# Channel Guide Is Different



## Sammy2368 (Jul 12, 2006)

I noticed last night when checking to make sure a movie package was added to my system, I noticed that the channels I don't get are shaded a different color than the ones I do get. Anyone else see this? This is on my standard dual-tuner DVR.

I must say it's about time. Now what about the HD-DVR units?  

Greg


----------



## Supramom2000 (Jun 21, 2007)

Yes, this was done in some software upgrades - as a response to trying to actually make functional the "Channels I Get" selection of the guide.

I think it is the right track!


----------



## ThomasM (Jul 20, 2007)

Supramom2000 said:


> Yes, this was done in some software upgrades - as a response to trying to actually make functional the "Channels I Get" selection of the guide.
> 
> I think it is the right track!


But you cannot believe it because it does not include ALL the channels you do not get. If the channel is listed as not in your package, it's not. But the opposite isn't true (at this time).

Only the PREMIUM channels you don't subscribe to, some of the PTNW (private broadcast) channels, and the NETWORK AFFILIATE channels not in your market area are presently excluded from the "channels I get" list.


----------



## Jhon69 (Mar 28, 2006)

ThomasM said:


> But you cannot believe it because it does not include ALL the channels you do not get. If the channel is listed as not in your package, it's not. But the opposite isn't true (at this time).
> 
> Only the PREMIUM channels you don't subscribe to, some of the PTNW (private broadcast) channels, and the NETWORK AFFILIATE channels not in your market area are presently excluded from the "channels I get" list.


For some reason my national PBS channel and national CW channel are not shaded in,but all the rest of the nationals are in my Channels I Get.I receive programming from PBS and CW in my locals package.


----------



## xde18 (Oct 22, 2007)

Jhon69 said:


> For some reason my national PBS channel and national CW channel are not shaded in,but all the rest of the nationals are in my Channels I Get.I receive programming from PBS and CW in my locals package.


I noticed the same thing on my R-15 WNUV CW and National PBS says I have them but can't watch them


----------



## ThomasM (Jul 20, 2007)

Problem statement: In the forum thread on the channel guide, on what device did the first poster notice the differently shaded channels? The material that comes next bears no relation to the thread above.

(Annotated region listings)
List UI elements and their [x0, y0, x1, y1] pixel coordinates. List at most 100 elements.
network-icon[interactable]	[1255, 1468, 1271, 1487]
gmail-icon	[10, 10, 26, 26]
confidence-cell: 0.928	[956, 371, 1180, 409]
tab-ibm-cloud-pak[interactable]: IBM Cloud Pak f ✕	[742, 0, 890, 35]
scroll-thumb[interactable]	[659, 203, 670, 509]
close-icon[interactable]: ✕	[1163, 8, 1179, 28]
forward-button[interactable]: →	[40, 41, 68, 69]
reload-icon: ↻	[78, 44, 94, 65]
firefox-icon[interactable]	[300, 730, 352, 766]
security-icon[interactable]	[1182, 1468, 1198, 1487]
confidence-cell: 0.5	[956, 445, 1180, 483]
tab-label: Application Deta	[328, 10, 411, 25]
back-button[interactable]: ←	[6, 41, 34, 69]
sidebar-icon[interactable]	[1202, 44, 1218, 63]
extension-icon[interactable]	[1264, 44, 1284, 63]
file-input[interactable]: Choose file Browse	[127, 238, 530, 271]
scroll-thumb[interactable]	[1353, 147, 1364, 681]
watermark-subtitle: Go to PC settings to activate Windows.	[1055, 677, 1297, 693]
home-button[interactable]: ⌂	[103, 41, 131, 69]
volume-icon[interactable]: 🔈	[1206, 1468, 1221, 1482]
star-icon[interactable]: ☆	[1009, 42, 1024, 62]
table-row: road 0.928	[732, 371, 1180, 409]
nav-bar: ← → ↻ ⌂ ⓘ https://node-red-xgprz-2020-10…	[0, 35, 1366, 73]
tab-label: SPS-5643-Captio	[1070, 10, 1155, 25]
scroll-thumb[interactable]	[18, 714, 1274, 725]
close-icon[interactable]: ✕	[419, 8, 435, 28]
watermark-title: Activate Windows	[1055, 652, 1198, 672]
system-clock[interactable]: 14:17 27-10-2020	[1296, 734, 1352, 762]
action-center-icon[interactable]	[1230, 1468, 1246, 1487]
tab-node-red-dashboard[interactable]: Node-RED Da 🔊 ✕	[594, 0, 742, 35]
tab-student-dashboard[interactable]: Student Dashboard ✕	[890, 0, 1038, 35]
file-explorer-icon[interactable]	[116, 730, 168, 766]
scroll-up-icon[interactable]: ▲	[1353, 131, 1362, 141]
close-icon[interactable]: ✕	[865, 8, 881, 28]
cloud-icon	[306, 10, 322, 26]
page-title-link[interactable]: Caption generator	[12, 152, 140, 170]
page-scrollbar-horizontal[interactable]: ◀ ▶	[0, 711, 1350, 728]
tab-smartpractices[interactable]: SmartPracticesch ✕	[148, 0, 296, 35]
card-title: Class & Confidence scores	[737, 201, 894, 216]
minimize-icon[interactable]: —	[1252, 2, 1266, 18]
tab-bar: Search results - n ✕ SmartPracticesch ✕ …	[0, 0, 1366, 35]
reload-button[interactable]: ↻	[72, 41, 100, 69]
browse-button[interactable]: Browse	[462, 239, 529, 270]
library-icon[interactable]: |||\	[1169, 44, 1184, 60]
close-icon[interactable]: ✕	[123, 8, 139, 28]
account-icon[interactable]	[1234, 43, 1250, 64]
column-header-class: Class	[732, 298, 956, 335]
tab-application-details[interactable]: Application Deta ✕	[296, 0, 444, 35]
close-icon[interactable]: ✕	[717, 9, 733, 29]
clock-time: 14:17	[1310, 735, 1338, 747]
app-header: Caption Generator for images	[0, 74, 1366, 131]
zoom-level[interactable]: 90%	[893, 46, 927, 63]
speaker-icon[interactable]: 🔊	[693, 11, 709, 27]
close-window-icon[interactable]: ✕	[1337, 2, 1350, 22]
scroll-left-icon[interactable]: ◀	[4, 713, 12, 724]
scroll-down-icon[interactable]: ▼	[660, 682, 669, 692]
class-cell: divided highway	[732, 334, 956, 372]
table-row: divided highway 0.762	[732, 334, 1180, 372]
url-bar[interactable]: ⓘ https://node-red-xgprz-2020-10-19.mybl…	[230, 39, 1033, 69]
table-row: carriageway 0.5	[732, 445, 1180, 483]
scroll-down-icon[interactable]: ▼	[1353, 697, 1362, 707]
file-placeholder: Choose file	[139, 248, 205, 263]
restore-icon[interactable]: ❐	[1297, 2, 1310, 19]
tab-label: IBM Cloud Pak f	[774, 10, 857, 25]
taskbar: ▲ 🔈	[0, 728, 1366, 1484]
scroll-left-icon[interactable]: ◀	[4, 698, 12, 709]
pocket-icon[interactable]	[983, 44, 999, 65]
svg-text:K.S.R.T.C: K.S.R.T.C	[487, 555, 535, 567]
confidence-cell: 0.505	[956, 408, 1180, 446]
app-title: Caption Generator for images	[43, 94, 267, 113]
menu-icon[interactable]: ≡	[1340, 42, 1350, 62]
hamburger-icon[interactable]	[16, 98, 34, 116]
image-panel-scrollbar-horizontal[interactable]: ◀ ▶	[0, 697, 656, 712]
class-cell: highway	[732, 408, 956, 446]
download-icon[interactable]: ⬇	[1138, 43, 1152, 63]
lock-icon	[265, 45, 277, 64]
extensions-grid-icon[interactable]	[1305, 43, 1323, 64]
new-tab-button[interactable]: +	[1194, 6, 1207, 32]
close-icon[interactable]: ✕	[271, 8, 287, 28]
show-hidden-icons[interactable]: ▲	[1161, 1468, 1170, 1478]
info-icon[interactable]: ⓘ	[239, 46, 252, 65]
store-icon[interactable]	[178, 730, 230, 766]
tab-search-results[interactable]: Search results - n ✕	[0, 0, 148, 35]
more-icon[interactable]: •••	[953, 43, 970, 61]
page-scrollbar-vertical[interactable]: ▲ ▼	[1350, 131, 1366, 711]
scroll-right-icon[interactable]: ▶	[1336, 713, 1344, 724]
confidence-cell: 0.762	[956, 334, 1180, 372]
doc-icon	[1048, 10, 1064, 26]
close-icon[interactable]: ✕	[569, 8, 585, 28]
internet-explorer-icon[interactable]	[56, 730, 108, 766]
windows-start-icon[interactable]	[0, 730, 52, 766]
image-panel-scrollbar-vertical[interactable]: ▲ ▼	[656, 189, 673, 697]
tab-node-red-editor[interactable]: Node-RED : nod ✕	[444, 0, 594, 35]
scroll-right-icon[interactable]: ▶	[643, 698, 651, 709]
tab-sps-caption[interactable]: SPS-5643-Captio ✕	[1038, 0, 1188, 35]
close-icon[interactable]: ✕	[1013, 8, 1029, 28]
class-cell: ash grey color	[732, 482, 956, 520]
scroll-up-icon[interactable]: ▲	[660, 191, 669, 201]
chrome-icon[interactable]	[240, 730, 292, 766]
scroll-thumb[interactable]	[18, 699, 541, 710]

Output of the task: A standard dual-tuner DVR.